Examine the entries and show every line in which the word "from" is found.

═══ Information shown

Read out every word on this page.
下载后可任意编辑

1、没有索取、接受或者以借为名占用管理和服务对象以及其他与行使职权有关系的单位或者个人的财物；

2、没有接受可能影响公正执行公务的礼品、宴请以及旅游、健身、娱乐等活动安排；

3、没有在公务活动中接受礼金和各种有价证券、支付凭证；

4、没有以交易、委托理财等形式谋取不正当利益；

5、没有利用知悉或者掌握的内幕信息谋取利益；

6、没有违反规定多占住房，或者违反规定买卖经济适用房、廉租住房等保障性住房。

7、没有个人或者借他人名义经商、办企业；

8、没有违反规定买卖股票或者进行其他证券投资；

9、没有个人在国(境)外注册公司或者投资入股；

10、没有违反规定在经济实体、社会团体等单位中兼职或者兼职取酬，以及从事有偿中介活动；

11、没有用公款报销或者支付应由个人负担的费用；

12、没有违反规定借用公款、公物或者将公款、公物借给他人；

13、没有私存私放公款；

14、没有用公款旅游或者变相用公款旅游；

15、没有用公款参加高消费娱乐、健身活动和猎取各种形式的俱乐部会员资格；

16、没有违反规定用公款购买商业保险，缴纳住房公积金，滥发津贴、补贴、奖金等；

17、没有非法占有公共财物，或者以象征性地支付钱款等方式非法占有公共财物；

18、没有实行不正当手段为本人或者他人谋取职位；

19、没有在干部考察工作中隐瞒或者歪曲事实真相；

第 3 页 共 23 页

══════
═══ Information shown

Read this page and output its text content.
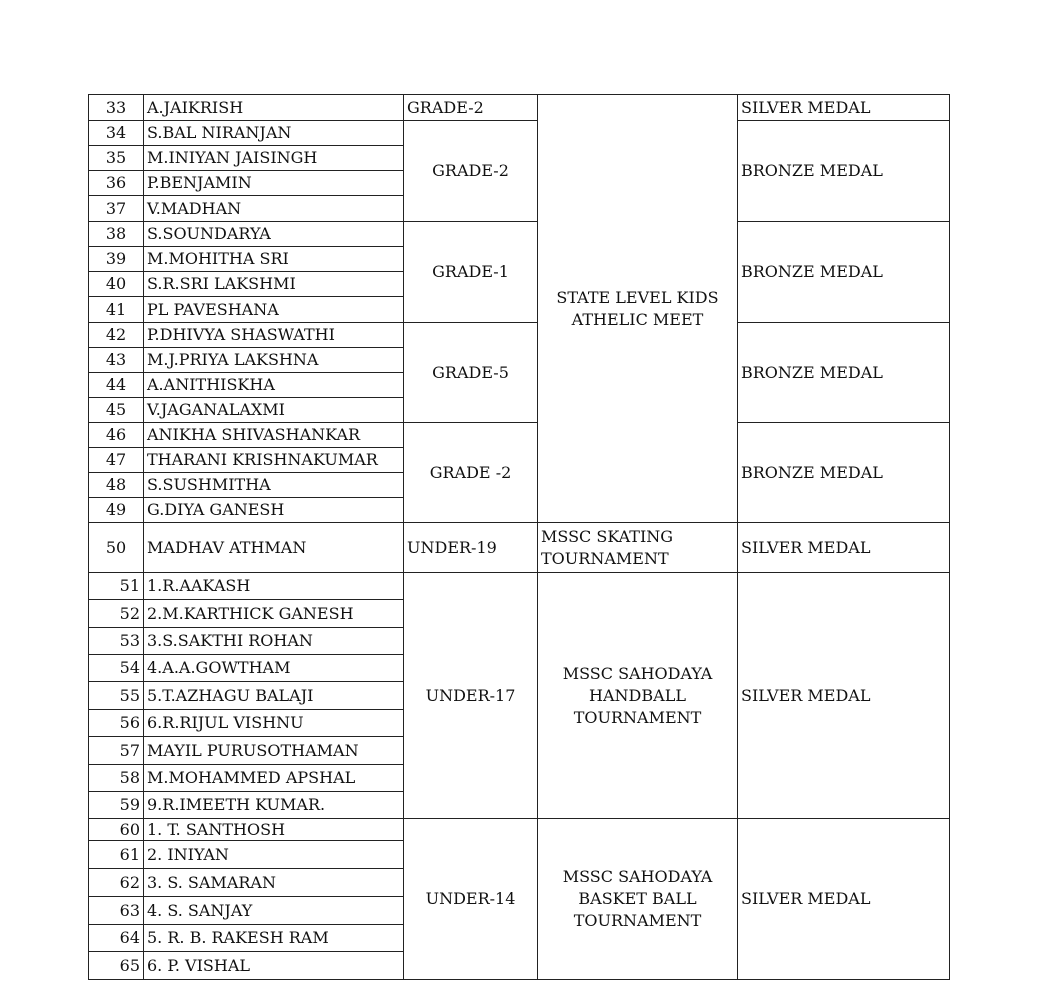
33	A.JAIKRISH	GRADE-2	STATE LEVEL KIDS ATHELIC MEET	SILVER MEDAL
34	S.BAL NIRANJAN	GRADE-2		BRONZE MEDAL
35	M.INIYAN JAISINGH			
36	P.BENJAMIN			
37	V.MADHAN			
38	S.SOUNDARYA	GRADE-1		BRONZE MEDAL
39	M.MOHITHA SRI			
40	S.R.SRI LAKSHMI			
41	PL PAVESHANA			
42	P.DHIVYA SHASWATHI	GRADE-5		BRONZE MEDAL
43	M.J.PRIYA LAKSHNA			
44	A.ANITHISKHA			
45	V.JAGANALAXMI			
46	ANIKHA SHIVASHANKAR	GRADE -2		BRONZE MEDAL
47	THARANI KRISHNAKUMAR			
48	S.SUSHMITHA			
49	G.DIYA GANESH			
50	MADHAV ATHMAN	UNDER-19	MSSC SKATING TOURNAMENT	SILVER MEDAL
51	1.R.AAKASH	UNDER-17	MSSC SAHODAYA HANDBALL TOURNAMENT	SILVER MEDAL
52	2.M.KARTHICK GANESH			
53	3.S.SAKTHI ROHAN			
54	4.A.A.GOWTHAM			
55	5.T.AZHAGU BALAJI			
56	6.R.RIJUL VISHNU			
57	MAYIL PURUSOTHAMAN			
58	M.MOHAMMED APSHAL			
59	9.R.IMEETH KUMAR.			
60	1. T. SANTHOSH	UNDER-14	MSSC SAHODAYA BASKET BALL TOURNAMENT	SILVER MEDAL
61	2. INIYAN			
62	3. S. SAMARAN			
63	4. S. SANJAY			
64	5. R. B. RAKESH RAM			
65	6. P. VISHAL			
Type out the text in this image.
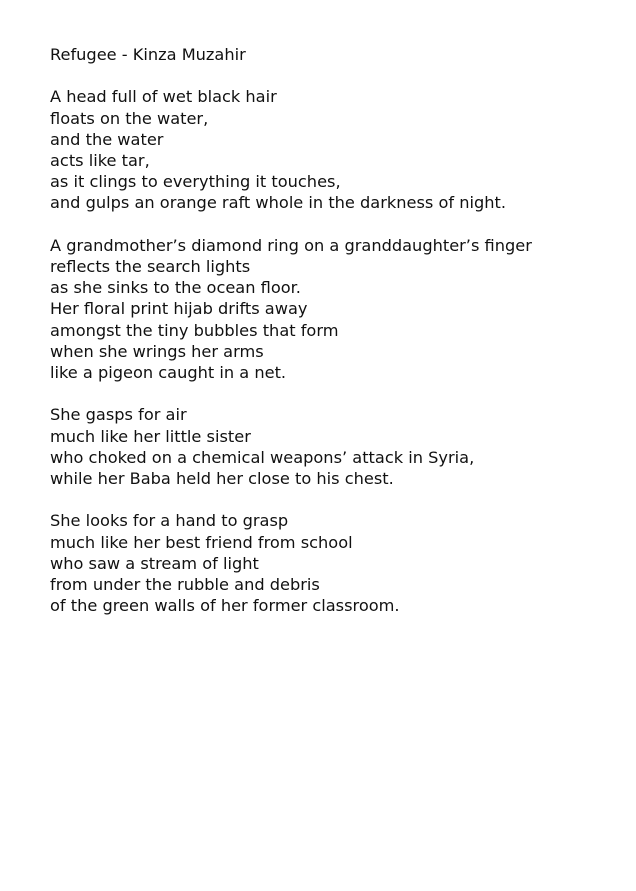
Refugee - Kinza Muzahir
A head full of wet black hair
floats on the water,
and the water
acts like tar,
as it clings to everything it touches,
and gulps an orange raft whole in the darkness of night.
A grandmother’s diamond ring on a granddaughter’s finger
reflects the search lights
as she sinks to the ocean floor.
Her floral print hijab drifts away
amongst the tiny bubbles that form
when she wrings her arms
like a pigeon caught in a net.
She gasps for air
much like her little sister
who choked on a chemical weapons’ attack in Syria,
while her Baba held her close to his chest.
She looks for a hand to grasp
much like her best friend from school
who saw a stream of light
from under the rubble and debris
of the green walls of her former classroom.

══════

**Task response:**
much like her best friend from school
from under the rubble and debris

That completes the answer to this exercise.